*Data listing:*

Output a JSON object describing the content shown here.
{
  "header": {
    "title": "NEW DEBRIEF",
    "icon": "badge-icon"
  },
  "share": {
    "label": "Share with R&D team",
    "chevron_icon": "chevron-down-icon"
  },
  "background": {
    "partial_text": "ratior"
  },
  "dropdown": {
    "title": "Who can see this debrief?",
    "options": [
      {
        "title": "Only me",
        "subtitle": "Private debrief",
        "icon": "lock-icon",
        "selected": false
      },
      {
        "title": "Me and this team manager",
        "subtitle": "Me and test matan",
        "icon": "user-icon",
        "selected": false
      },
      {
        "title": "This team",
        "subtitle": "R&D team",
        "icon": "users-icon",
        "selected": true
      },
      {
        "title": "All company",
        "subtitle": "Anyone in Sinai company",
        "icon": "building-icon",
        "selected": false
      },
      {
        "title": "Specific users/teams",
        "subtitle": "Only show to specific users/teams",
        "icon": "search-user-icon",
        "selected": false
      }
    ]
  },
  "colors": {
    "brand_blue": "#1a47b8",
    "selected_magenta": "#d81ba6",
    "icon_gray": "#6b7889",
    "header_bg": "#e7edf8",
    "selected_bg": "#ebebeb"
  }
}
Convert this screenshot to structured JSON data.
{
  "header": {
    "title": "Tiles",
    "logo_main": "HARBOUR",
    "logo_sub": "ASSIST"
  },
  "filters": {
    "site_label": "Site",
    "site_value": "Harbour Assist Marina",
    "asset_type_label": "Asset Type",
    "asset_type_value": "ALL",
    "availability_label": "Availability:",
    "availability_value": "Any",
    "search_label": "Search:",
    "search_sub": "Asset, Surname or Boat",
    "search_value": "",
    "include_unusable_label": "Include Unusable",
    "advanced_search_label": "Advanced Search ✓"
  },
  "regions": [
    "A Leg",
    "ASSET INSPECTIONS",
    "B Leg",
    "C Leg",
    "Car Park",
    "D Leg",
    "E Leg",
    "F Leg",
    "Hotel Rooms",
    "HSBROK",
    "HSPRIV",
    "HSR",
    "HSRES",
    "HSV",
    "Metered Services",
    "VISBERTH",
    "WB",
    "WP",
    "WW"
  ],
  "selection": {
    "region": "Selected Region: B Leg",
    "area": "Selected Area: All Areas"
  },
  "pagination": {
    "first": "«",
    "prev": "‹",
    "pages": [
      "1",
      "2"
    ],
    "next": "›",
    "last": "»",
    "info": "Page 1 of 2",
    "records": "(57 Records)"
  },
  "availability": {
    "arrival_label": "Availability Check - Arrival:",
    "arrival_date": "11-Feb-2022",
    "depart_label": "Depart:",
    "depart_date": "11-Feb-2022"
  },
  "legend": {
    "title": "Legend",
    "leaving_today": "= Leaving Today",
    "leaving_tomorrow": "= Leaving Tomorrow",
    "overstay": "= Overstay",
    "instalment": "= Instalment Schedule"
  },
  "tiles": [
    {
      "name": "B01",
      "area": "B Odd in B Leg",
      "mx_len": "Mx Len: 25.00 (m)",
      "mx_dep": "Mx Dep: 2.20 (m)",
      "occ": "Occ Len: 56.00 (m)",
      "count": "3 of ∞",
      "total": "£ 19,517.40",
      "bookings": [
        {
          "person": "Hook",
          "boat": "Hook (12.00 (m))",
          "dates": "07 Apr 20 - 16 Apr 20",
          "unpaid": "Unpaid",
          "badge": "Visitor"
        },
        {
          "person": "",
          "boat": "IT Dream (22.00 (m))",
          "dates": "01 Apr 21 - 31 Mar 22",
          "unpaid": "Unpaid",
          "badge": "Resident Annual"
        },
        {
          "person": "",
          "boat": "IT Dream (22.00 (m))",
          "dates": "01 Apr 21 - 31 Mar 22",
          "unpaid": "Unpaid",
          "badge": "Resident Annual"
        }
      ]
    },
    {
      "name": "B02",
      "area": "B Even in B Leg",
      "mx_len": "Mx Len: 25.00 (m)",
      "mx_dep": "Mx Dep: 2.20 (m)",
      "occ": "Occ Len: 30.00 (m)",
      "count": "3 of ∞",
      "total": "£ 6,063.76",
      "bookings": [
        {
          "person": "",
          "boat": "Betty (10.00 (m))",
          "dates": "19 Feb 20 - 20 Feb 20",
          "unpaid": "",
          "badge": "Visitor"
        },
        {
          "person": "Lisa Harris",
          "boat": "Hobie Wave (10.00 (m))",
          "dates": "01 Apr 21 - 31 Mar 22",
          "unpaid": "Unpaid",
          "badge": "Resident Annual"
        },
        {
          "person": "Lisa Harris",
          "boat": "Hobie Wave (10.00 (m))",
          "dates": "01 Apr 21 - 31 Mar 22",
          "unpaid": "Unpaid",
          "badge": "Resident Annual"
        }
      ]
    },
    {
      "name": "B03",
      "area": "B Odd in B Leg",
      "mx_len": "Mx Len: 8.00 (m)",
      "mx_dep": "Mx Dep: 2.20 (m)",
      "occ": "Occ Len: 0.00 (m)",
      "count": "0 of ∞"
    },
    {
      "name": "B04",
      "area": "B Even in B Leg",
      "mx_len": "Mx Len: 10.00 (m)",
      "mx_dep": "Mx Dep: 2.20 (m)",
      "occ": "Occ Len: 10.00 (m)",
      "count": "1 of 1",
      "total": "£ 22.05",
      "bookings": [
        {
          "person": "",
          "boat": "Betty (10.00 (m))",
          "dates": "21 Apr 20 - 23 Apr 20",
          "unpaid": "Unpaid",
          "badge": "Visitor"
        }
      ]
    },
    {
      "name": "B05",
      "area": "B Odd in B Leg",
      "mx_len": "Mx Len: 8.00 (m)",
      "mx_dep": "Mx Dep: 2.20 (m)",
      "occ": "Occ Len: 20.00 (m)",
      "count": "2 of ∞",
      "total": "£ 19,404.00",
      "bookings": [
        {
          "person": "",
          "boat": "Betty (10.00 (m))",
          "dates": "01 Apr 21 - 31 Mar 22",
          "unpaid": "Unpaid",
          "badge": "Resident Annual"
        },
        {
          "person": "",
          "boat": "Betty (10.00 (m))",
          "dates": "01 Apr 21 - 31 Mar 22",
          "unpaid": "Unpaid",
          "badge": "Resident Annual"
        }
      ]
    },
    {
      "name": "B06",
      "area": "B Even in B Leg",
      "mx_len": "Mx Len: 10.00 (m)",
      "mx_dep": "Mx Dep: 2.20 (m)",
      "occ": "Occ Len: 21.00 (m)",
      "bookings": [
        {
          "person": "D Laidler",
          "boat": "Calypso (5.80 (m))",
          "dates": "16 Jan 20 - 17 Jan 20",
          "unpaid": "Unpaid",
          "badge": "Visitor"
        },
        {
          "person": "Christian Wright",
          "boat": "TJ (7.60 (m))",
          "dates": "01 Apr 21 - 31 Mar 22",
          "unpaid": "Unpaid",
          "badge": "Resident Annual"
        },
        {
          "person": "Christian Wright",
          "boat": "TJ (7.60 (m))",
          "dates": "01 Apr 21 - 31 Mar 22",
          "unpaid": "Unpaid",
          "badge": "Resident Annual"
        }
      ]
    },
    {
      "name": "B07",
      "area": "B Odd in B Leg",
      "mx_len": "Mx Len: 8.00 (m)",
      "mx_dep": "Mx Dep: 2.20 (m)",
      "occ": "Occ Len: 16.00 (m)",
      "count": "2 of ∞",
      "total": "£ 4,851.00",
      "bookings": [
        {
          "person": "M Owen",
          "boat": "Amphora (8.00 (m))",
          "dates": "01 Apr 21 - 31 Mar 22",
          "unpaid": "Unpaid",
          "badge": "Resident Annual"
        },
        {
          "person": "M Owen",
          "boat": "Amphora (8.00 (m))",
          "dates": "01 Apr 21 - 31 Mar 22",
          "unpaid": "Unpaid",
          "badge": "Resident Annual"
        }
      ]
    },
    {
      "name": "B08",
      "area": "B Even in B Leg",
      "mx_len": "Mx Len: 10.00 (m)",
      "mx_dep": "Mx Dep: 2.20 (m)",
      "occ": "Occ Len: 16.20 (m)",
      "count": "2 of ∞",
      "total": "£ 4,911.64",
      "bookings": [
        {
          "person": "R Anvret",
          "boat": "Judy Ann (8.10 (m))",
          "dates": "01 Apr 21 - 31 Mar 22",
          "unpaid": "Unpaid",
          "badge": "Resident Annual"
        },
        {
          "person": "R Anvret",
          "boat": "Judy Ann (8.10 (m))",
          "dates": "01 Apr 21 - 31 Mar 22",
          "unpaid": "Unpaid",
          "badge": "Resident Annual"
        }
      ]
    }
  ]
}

*What is required:*
Scan the material above for the string "JSON" and return the lines that hold it.

*Response to the exercise:*
Output a JSON object describing the content shown here.
Convert this screenshot to structured JSON data.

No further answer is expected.